= PASSAGE TO READ =
While remaining below Monday’s peak of $139.13 per barrel, the main international oil contract, Brent, jumped 6.8% to $131.63.
The main U.S. contract, WTI, rose by 6.7% to $127.44 per barrel.
President Joe Biden announced a ban on U.S. imports of Russian oil, while Britain said it will phase them out by the end of the year.
EU nations, which receive roughly 40% of their gas imports and one quarter of their oil from Russia, instead opted to set a goal of cutting their Russian gas imports by two-thirds.
Meanwhile, Moscow warned earlier that in retaliation for sanctions imposed on it for the invasion, it could cut off natural gas supplies to Europe via the Nord Stream 1 pipeline.
While the U.S. does not import large amounts of Russian oil, analysts said the move was nevertheless important.
Market analyst Fawad Razaqzada at ThinkMarkets called it the “launch of an an all-out economic war against Russia” by the United States.
“There will be consequences: high gas prices, even more inflation and retaliation from Russia.”
Craig Erlam at OANDA said: “It’s another step towards the West turning its back on Russia and leaving it isolated in the world.”
The rise in oil prices pulled the rug out from under a rebound in European and US equity prices.
While London managed to squeak out a gain of 0.1 percent, Frankfurt ended the day flat and Paris shed 0.3 percent.

= PROBLEM SET =
1. In the oil price news report, by what percentage did the Brent contract jump?
2. Rewrite the part of the oil price report starting at "President Joe Biden" and ending at "the United States.", swapping "Moscow" for "the Kremlin".
3. Pick up the oil price report after its final sentence and write what comes next.

= EXTRACTED DATA =
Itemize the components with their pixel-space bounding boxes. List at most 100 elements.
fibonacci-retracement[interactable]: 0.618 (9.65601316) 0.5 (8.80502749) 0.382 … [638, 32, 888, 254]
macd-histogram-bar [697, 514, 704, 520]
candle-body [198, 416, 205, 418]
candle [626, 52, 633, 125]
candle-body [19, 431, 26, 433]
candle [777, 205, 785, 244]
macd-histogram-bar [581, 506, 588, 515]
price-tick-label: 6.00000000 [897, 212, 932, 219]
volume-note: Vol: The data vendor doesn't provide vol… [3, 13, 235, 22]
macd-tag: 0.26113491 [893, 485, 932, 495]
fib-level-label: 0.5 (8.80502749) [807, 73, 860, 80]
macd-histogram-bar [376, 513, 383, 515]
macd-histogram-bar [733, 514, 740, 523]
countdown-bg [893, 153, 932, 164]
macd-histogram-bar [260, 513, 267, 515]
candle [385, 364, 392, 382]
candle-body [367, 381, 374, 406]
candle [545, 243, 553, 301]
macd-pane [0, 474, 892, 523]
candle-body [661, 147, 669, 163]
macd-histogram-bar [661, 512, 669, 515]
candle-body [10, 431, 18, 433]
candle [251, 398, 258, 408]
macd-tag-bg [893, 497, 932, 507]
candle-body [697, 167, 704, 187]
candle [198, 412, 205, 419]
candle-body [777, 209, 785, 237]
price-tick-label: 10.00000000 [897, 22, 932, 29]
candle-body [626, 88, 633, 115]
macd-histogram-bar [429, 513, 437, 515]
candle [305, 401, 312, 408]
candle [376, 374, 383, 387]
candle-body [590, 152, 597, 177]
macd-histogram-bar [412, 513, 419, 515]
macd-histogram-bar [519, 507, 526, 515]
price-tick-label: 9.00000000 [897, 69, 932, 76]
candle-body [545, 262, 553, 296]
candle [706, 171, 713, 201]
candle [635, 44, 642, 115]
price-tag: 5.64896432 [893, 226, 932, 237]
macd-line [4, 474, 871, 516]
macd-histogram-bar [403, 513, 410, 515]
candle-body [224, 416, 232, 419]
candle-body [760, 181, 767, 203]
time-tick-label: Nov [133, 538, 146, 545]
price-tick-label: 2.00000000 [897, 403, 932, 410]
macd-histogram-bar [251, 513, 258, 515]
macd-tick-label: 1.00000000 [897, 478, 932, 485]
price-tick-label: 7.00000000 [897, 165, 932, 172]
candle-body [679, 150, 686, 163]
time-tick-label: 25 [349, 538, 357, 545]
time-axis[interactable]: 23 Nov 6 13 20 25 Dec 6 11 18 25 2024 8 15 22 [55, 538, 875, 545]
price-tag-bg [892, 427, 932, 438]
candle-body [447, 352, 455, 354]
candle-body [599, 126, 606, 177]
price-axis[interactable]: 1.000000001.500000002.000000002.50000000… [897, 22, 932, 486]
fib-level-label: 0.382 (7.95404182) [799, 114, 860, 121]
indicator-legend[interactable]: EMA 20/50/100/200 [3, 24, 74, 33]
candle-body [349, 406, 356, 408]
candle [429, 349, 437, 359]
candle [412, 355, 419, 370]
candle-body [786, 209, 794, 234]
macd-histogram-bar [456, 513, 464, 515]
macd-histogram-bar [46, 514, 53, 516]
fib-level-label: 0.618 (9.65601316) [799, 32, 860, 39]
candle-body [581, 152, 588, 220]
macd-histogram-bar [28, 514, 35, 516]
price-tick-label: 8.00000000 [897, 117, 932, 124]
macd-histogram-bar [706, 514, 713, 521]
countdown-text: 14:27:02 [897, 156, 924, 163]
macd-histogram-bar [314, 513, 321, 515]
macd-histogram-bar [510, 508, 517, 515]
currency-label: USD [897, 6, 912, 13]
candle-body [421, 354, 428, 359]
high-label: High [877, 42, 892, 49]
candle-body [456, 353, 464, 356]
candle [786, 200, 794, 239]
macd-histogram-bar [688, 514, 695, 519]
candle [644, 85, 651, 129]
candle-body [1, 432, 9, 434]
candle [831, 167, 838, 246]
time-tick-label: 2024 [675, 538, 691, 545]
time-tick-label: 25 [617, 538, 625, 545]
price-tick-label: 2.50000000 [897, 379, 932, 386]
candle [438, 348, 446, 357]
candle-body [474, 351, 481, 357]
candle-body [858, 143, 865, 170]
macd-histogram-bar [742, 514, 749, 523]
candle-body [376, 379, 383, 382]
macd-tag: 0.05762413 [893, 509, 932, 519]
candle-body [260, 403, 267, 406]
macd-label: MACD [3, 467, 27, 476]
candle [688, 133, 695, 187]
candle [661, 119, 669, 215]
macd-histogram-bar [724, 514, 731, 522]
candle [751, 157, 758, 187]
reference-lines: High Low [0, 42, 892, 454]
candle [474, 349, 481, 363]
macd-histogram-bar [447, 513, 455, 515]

= RESPONSES TO THE EXERCISE =
1. 6.8%

2.
President Joe Biden announced a ban on U.S. imports of Russian oil, while Britain said it will phase them out by the end of the year.
EU nations, which receive roughly 40% of their gas imports and one quarter of their oil from Russia, instead opted to set a goal of cutting their Russian gas imports by two-thirds.
Meanwhile, the Kremlin warned earlier that in retaliation for sanctions imposed on it for the invasion, it could cut off natural gas supplies to Europe via the Nord Stream 1 pipeline.
While the U.S. does not import large amounts of Russian oil, analysts said the move was nevertheless important.
Market analyst Fawad Razaqzada at ThinkMarkets called it the “launch of an an all-out economic war against Russia” by the United States.

3.
Meanwhile on Wall Street, the Dow was down 0.6 percent in late morning trading.
Commodity prices also felt the effects of the growing isolation of Russia.
The London Metal Exchange suspended trade in nickel after the base metal spiked to a record $101,365 per tonne as Russian supply concerns sparked sharp volatility.
Nickel is used to make stainless steel and batteries for electric vehicles.
“Russia is one of the leading global exporters of this commodity and with the potential of incoming sanctions directed towards western countries, the market could see a significant supply shock in the short term which could lead to even further price increases until the situation is stabilised,” said Walid Koudmani, chief market analyst at xtb online trading platform.
Nickel prices have risen from around $20,000 per tonne in January, he noted, putting huge pressure on manufacturers.
Gold rose as high as $2,069.25, a level unseen since August 2020.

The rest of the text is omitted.